* **Exercise directions**
Write out the records that appear below, verbatim and complete, but without pictures.

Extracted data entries
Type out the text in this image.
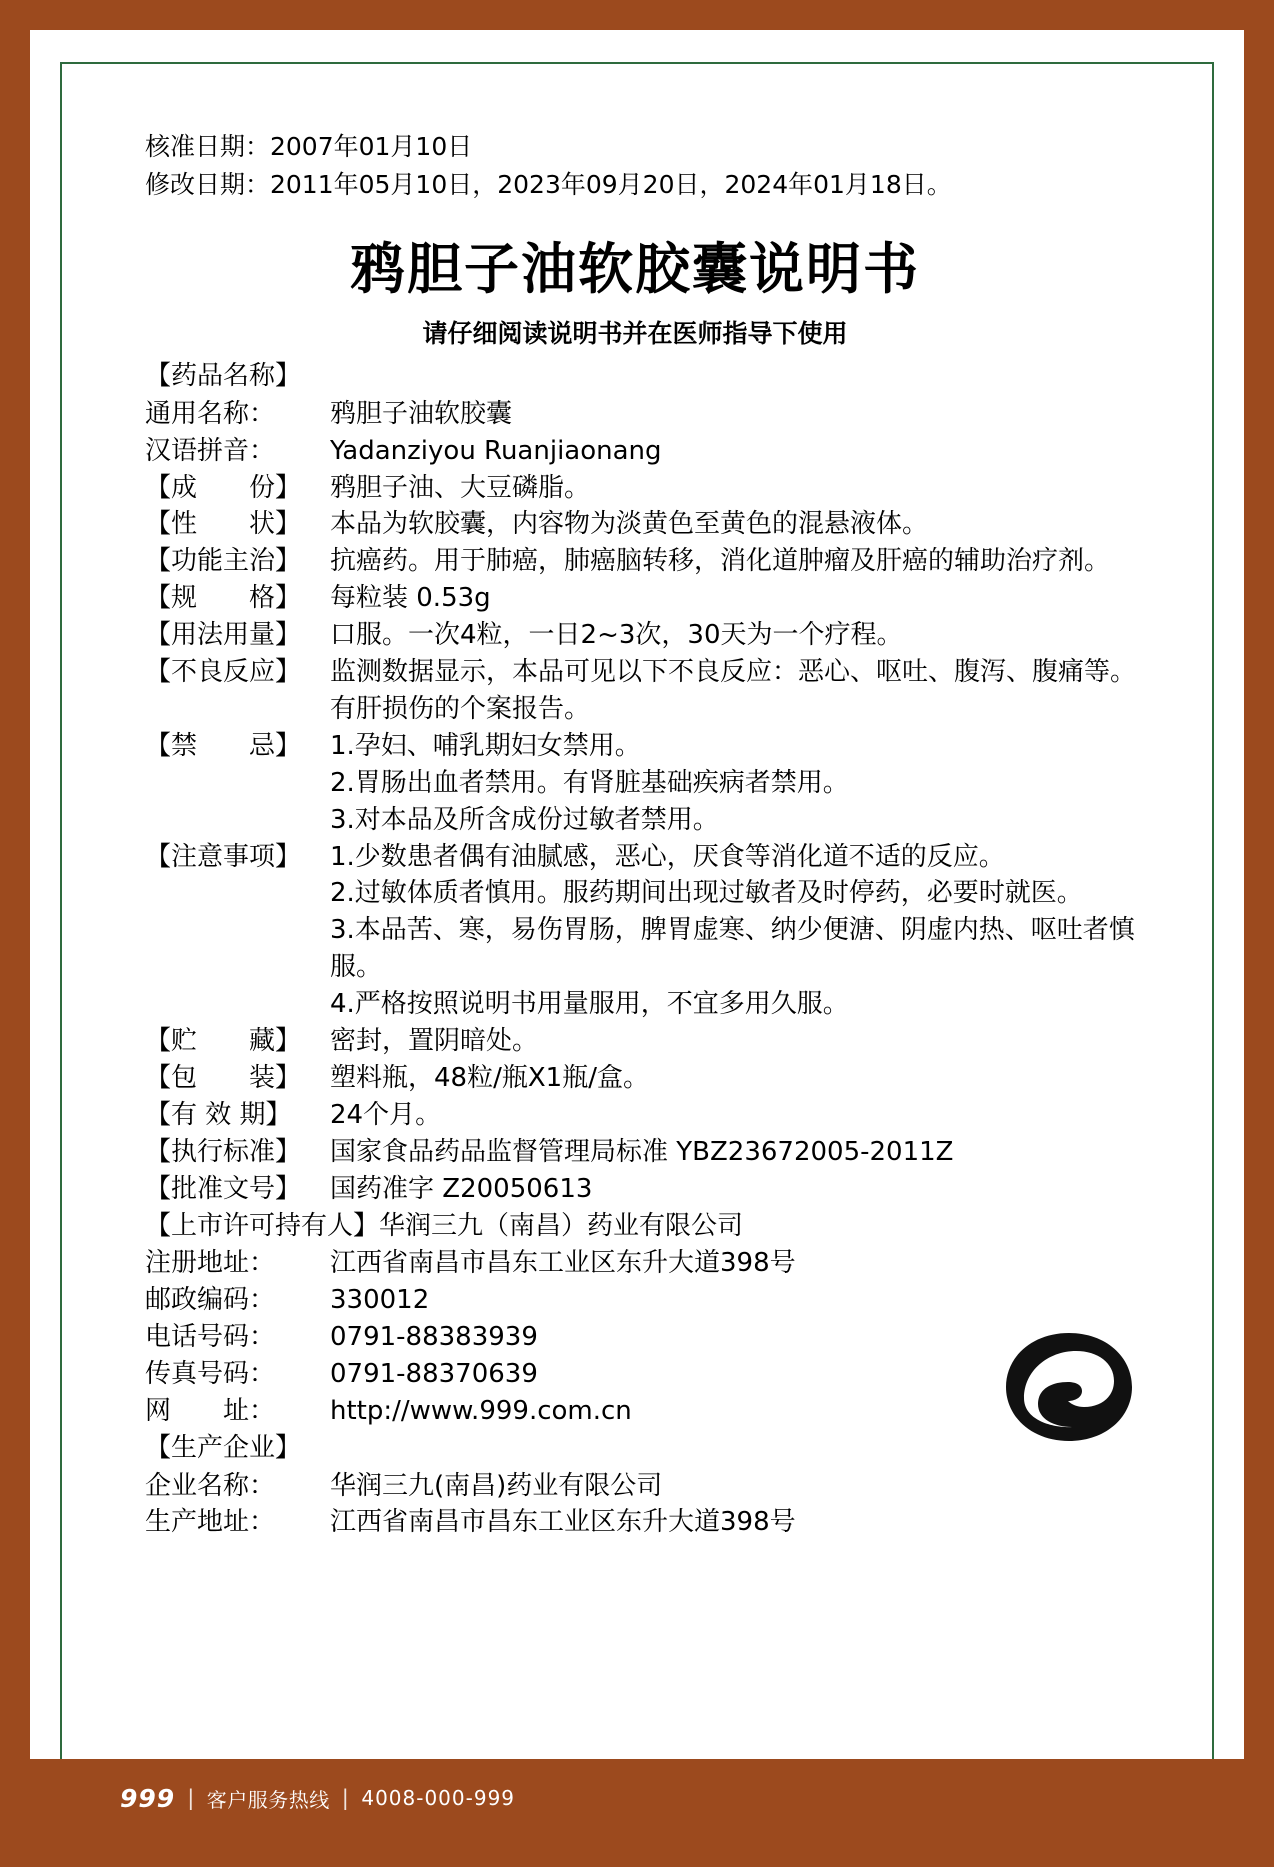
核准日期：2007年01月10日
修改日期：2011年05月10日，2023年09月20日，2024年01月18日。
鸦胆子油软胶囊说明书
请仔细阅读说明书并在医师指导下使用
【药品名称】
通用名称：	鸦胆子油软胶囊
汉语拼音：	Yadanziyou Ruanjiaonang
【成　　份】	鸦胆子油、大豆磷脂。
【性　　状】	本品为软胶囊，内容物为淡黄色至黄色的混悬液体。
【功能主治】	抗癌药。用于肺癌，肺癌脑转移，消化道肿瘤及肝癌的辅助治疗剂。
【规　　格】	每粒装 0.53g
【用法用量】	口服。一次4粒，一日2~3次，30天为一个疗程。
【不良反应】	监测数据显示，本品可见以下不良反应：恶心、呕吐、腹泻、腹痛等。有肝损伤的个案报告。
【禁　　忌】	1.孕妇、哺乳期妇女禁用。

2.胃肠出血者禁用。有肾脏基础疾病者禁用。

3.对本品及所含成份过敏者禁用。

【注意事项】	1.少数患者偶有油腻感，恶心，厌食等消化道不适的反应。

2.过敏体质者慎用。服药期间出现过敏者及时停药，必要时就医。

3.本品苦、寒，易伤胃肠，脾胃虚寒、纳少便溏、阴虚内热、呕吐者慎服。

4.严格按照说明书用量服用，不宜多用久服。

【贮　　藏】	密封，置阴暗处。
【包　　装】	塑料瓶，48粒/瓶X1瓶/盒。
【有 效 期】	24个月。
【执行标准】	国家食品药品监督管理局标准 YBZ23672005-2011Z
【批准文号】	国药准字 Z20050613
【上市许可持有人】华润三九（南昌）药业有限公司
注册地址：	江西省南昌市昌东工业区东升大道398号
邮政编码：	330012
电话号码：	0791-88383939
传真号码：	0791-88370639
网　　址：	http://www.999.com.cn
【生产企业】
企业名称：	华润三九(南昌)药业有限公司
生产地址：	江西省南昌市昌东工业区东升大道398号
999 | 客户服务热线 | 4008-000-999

* **Correct response**
Type out the text in this image.
核准日期：2007年01月10日
修改日期：2011年05月10日，2023年09月20日，2024年01月18日。
鸦胆子油软胶囊说明书
请仔细阅读说明书并在医师指导下使用
【药品名称】
通用名称：	鸦胆子油软胶囊
汉语拼音：	Yadanziyou Ruanjiaonang
【成　　份】	鸦胆子油、大豆磷脂。
【性　　状】	本品为软胶囊，内容物为淡黄色至黄色的混悬液体。
【功能主治】	抗癌药。用于肺癌，肺癌脑转移，消化道肿瘤及肝癌的辅助治疗剂。
【规　　格】	每粒装 0.53g
【用法用量】	口服。一次4粒，一日2~3次，30天为一个疗程。
【不良反应】	监测数据显示，本品可见以下不良反应：恶心、呕吐、腹泻、腹痛等。有肝损伤的个案报告。
【禁　　忌】	1.孕妇、哺乳期妇女禁用。

2.胃肠出血者禁用。有肾脏基础疾病者禁用。

3.对本品及所含成份过敏者禁用。

【注意事项】	1.少数患者偶有油腻感，恶心，厌食等消化道不适的反应。

2.过敏体质者慎用。服药期间出现过敏者及时停药，必要时就医。

3.本品苦、寒，易伤胃肠，脾胃虚寒、纳少便溏、阴虚内热、呕吐者慎服。

4.严格按照说明书用量服用，不宜多用久服。

【贮　　藏】	密封，置阴暗处。
【包　　装】	塑料瓶，48粒/瓶X1瓶/盒。
【有 效 期】	24个月。
【执行标准】	国家食品药品监督管理局标准 YBZ23672005-2011Z
【批准文号】	国药准字 Z20050613
【上市许可持有人】华润三九（南昌）药业有限公司
注册地址：	江西省南昌市昌东工业区东升大道398号
邮政编码：	330012
电话号码：	0791-88383939
传真号码：	0791-88370639
网　　址：	http://www.999.com.cn
【生产企业】
企业名称：	华润三九(南昌)药业有限公司
生产地址：	江西省南昌市昌东工业区东升大道398号
999 | 客户服务热线 | 4008-000-999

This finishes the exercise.